• Objective
Copy every entry exactly as given, minus the images.
::: Material to process
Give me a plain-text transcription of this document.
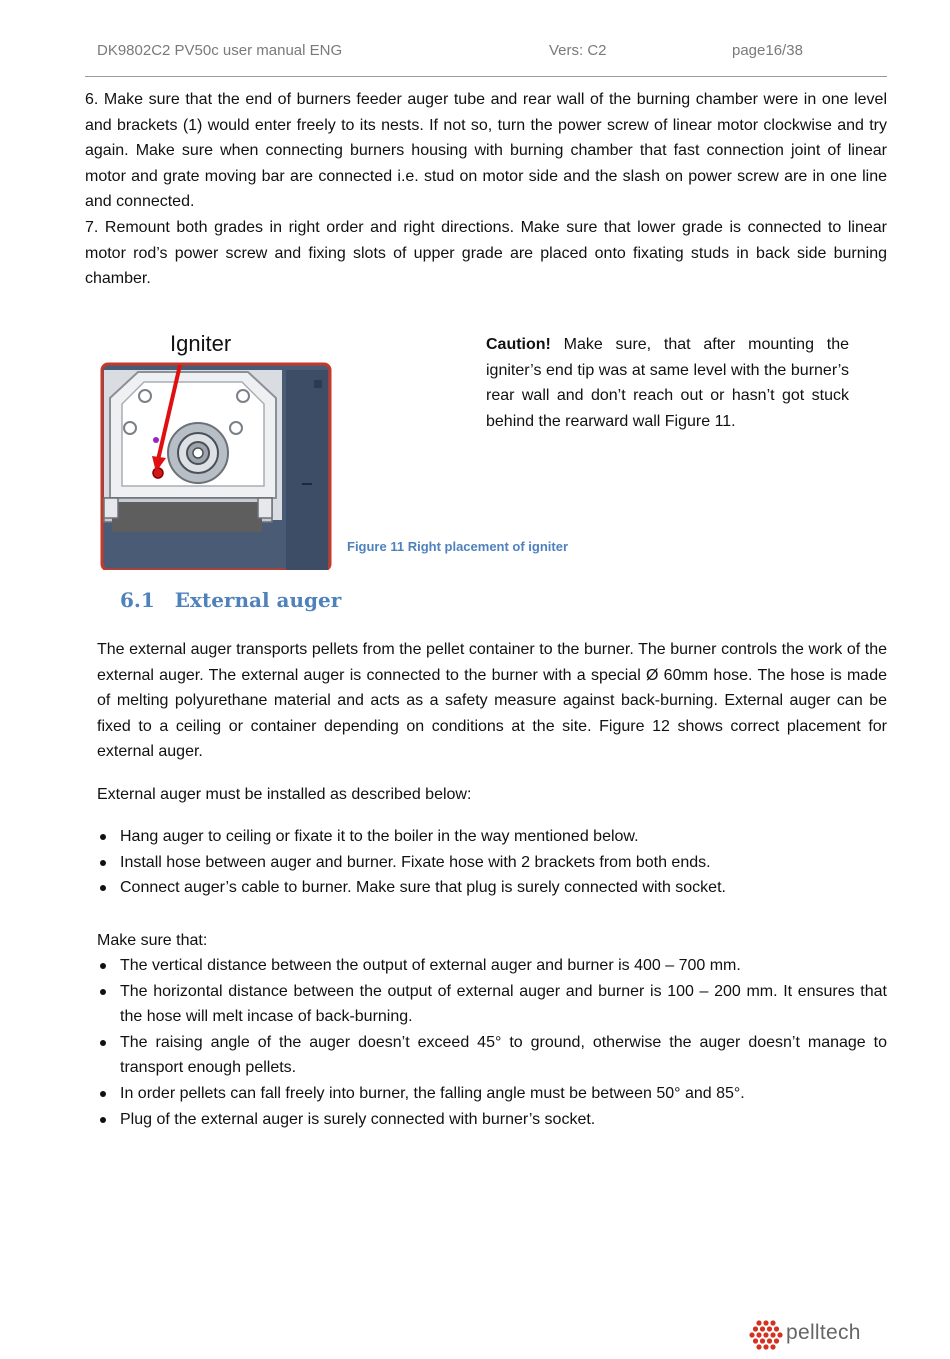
DK9802C2 PV50c user manual ENG	Vers: C2	page16/38

6. Make sure that the end of burners feeder auger tube and rear wall of the burning chamber were in one level and brackets (1) would enter freely to its nests. If not so, turn the power screw of linear motor clockwise and try again. Make sure when connecting burners housing with burning chamber that fast connection joint of linear motor and grate moving bar are connected i.e. stud on motor side and the slash on power screw are in one line and connected.

7. Remount both grades in right order and right directions. Make sure that lower grade is connected to linear motor rod’s power screw and fixing slots of upper grade are placed onto fixating studs in back side burning chamber.

Igniter	Caution! Make sure, that after mounting the igniter’s end tip was at same level with the burner’s rear wall and don’t reach out or hasn’t got stuck behind the rearward wall Figure 11.

Figure 11 Right placement of igniter
6.1 External auger

The external auger transports pellets from the pellet container to the burner. The burner controls the work of the external auger. The external auger is connected to the burner with a special Ø 60mm hose. The hose is made of melting polyurethane material and acts as a safety measure against back-burning. External auger can be fixed to a ceiling or container depending on conditions at the site. Figure 12 shows correct placement for external auger.

External auger must be installed as described below:

Hang auger to ceiling or fixate it to the boiler in the way mentioned below.
Install hose between auger and burner. Fixate hose with 2 brackets from both ends.
Connect auger’s cable to burner. Make sure that plug is surely connected with socket.

Make sure that:

The vertical distance between the output of external auger and burner is 400 – 700 mm.
The horizontal distance between the output of external auger and burner is 100 – 200 mm. It ensures that the hose will melt incase of back-burning.
The raising angle of the auger doesn’t exceed 45° to ground, otherwise the auger doesn’t manage to transport enough pellets.
In order pellets can fall freely into burner, the falling angle must be between 50° and 85°.
Plug of the external auger is surely connected with burner’s socket.
pelltech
::::::
• Result
Give me a plain-text transcription of this document.
DK9802C2 PV50c user manual ENG	Vers: C2	page16/38

6. Make sure that the end of burners feeder auger tube and rear wall of the burning chamber were in one level and brackets (1) would enter freely to its nests. If not so, turn the power screw of linear motor clockwise and try again. Make sure when connecting burners housing with burning chamber that fast connection joint of linear motor and grate moving bar are connected i.e. stud on motor side and the slash on power screw are in one line and connected.

7. Remount both grades in right order and right directions. Make sure that lower grade is connected to linear motor rod’s power screw and fixing slots of upper grade are placed onto fixating studs in back side burning chamber.

Igniter	Caution! Make sure, that after mounting the igniter’s end tip was at same level with the burner’s rear wall and don’t reach out or hasn’t got stuck behind the rearward wall Figure 11.

Figure 11 Right placement of igniter
6.1 External auger

The external auger transports pellets from the pellet container to the burner. The burner controls the work of the external auger. The external auger is connected to the burner with a special Ø 60mm hose. The hose is made of melting polyurethane material and acts as a safety measure against back-burning. External auger can be fixed to a ceiling or container depending on conditions at the site. Figure 12 shows correct placement for external auger.

External auger must be installed as described below:

Hang auger to ceiling or fixate it to the boiler in the way mentioned below.
Install hose between auger and burner. Fixate hose with 2 brackets from both ends.
Connect auger’s cable to burner. Make sure that plug is surely connected with socket.

Make sure that:

The vertical distance between the output of external auger and burner is 400 – 700 mm.
The horizontal distance between the output of external auger and burner is 100 – 200 mm. It ensures that the hose will melt incase of back-burning.
The raising angle of the auger doesn’t exceed 45° to ground, otherwise the auger doesn’t manage to transport enough pellets.
In order pellets can fall freely into burner, the falling angle must be between 50° and 85°.
Plug of the external auger is surely connected with burner’s socket.
pelltech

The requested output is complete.